Items from a data source
——

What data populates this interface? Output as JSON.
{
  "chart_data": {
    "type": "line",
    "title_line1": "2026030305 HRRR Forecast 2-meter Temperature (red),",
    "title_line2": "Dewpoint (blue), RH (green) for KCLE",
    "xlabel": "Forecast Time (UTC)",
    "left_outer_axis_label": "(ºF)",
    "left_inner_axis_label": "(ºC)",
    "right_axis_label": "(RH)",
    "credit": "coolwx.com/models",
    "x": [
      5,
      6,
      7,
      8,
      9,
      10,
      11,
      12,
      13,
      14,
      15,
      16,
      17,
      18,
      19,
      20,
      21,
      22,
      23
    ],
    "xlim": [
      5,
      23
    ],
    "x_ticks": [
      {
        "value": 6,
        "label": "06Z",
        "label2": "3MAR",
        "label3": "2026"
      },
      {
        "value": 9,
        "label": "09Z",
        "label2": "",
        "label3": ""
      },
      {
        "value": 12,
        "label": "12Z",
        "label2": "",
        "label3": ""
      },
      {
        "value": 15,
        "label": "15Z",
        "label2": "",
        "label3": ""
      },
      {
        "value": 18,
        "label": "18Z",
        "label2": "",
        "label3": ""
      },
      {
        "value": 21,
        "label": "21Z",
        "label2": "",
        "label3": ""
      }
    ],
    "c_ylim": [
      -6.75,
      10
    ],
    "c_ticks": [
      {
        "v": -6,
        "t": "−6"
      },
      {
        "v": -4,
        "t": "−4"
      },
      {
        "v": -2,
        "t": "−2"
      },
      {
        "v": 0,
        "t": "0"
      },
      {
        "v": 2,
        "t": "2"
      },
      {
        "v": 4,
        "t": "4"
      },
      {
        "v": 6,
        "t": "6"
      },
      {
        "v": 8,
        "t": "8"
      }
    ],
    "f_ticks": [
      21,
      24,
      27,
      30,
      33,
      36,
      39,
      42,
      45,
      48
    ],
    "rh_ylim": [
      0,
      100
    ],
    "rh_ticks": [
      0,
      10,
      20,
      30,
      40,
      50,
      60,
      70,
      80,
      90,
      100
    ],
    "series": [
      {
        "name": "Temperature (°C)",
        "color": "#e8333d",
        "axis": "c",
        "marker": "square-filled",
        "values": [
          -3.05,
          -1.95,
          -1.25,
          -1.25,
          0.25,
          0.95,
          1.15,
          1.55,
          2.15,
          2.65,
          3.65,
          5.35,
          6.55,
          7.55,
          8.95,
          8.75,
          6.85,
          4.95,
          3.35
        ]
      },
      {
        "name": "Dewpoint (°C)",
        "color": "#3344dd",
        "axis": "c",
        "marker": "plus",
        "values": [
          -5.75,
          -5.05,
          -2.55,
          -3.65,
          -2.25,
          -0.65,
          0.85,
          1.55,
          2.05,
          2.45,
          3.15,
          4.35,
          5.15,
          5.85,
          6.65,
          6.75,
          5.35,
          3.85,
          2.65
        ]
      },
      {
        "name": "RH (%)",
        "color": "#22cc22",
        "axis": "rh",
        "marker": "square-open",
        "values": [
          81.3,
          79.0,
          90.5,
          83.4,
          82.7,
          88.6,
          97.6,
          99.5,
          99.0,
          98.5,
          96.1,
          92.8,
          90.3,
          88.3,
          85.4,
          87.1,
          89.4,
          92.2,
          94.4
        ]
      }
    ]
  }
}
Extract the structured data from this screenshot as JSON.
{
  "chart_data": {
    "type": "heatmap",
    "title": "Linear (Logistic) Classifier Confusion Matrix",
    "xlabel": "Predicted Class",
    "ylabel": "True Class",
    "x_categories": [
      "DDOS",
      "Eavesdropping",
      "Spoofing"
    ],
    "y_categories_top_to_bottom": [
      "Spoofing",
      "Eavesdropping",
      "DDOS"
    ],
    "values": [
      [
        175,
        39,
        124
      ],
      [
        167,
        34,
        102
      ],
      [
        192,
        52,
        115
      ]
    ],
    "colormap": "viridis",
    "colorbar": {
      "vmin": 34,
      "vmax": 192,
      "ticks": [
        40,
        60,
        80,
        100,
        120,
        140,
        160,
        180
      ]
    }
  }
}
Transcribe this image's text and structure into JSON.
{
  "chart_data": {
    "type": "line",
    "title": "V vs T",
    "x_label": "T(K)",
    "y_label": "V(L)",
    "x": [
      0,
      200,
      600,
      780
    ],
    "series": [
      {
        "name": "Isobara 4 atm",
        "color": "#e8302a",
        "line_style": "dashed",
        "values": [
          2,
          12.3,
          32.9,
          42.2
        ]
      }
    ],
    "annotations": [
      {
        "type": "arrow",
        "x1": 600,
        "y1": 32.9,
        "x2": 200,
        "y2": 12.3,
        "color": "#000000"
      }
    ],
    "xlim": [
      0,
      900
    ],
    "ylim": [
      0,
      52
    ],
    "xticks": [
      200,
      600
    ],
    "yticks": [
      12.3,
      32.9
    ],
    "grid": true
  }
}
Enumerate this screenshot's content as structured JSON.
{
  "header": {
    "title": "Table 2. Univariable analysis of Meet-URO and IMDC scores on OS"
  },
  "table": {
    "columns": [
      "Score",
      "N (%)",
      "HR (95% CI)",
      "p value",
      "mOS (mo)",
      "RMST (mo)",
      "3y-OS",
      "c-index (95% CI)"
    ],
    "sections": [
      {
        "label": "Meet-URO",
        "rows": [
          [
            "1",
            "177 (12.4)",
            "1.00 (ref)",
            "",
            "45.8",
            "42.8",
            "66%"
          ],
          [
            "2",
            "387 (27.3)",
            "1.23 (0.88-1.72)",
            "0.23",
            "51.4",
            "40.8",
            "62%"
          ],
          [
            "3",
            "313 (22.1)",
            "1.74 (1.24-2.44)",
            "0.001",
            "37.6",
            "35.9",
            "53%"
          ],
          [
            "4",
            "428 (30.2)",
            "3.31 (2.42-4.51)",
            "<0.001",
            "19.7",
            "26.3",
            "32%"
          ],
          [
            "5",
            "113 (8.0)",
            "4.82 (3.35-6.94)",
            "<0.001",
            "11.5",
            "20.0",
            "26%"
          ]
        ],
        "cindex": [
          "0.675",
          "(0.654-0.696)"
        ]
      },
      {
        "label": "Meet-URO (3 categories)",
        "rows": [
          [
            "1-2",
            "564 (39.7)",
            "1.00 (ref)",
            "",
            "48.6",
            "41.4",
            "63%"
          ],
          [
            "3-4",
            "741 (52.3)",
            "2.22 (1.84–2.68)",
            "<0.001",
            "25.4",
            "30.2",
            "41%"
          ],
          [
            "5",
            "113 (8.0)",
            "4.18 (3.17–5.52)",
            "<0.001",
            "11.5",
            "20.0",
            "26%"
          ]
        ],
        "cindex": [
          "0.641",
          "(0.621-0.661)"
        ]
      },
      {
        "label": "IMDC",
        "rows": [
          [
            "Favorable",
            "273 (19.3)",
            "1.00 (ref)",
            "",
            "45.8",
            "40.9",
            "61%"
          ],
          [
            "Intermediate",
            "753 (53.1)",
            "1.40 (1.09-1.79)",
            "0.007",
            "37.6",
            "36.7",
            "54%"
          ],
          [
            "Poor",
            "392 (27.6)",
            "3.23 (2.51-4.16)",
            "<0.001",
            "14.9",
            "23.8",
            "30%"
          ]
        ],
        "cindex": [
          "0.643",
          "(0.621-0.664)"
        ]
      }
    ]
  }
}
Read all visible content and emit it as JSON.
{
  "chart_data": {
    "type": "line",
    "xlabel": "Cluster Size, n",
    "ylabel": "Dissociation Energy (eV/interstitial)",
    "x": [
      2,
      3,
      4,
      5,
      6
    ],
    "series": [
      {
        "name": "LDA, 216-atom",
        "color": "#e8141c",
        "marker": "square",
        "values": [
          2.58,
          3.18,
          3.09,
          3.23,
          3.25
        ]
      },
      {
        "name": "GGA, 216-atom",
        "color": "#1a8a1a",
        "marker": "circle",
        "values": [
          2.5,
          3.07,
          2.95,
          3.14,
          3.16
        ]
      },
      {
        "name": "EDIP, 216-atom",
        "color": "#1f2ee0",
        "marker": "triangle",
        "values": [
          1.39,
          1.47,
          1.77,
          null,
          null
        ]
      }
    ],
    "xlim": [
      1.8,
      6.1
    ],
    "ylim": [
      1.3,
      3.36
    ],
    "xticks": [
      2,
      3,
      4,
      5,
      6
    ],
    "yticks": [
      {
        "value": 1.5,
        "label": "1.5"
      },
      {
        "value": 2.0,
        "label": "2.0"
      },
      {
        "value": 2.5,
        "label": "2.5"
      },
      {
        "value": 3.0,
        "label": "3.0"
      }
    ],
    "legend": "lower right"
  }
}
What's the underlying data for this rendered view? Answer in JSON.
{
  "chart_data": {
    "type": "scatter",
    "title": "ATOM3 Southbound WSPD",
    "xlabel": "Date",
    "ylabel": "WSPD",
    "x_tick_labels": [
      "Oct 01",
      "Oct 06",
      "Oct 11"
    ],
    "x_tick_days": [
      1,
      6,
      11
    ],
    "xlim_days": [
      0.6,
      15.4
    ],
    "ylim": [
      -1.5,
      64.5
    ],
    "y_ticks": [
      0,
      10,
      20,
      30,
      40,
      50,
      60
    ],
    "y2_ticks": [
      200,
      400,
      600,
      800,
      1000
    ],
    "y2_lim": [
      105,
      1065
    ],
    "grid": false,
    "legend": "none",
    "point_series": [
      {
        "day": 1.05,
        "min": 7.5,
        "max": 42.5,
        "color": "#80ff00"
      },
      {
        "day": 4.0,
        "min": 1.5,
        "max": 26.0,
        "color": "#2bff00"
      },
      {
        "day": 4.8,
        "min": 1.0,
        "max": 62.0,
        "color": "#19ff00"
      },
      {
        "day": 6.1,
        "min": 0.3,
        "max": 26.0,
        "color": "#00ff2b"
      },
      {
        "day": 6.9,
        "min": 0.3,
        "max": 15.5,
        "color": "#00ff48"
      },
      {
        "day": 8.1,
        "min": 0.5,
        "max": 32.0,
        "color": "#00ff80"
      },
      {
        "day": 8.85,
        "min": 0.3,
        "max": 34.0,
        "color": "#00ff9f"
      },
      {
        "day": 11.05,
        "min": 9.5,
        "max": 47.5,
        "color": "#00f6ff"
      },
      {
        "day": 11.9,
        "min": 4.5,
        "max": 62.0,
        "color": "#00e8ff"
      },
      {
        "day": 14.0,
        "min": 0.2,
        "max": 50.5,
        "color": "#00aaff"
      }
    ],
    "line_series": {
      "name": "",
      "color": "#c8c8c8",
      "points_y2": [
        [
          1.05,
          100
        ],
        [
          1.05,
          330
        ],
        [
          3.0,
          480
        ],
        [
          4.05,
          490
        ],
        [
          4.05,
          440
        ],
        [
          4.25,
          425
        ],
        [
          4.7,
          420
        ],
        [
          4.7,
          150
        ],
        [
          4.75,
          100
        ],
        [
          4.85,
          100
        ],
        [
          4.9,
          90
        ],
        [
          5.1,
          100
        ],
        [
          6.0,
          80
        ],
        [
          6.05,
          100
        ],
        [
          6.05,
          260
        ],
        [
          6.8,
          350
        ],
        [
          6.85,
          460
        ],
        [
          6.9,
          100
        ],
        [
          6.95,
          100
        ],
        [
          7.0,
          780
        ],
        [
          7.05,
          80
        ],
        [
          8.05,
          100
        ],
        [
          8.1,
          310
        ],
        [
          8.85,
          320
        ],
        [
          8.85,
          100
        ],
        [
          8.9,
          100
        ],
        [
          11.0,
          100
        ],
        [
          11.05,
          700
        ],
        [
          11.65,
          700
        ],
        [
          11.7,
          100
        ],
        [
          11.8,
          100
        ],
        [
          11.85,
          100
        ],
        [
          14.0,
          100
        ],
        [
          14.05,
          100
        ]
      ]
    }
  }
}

——

[Exercise directions]:
Which lines include "Meet"? Copy each of them out.

[Solution to the problem]:
    "title": "Table 2. Univariable analysis of Meet-URO and IMDC scores on OS"
        "label": "Meet-URO",
        "label": "Meet-URO (3 categories)",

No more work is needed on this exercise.